## EXERCISE DIRECTIONS
Return all lines below containing the word "this".

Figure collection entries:
:::

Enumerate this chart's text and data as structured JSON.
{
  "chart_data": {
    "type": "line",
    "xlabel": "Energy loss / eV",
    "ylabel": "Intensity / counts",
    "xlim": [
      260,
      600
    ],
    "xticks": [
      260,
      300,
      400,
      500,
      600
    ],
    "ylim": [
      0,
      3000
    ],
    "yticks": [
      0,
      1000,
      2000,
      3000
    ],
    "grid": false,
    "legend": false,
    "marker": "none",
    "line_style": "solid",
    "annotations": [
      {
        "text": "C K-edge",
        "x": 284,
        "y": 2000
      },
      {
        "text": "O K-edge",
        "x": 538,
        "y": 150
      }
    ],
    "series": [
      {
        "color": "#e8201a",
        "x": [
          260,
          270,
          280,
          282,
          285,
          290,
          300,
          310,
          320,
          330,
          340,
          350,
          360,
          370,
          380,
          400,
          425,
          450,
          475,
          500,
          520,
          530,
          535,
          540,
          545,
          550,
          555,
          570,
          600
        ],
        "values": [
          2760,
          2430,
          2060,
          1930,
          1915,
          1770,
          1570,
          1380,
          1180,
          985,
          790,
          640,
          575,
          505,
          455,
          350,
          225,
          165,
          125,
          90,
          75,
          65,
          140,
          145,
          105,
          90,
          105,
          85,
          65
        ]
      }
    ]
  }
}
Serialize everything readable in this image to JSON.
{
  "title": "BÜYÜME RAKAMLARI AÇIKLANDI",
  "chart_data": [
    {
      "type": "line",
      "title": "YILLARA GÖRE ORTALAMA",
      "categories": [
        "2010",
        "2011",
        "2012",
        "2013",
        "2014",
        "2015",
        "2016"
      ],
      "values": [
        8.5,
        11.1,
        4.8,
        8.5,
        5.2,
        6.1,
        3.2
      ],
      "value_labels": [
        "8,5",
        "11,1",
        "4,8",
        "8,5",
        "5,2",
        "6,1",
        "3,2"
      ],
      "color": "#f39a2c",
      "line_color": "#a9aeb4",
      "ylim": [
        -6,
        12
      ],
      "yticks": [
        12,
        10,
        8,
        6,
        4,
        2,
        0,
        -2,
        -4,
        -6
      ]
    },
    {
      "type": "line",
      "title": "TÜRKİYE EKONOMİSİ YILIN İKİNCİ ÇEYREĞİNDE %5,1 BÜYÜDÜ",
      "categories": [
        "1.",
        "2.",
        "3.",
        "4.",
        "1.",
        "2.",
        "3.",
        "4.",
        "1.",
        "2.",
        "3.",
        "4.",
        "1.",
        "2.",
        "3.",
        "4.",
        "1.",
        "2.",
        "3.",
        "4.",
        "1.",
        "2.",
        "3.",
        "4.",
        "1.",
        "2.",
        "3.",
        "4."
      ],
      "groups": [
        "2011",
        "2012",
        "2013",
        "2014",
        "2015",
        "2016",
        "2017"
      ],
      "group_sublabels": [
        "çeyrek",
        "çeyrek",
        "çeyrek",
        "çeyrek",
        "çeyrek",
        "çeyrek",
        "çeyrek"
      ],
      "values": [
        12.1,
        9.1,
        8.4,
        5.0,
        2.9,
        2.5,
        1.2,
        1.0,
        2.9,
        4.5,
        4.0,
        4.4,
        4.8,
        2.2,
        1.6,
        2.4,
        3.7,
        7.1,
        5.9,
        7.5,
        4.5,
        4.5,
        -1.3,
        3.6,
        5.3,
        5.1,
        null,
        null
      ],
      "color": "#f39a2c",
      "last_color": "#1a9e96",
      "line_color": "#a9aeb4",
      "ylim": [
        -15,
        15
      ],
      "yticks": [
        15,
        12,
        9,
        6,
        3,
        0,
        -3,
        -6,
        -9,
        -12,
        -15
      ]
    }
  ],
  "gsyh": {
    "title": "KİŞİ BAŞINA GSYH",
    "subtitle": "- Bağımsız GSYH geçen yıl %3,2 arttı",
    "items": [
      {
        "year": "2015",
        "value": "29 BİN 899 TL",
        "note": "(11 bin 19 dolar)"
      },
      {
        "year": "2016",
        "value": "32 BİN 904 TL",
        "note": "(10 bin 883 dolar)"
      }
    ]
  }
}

:::

## FINAL ANSWER
Enumerate this chart's text and data as structured JSON.
Serialize everything readable in this image to JSON.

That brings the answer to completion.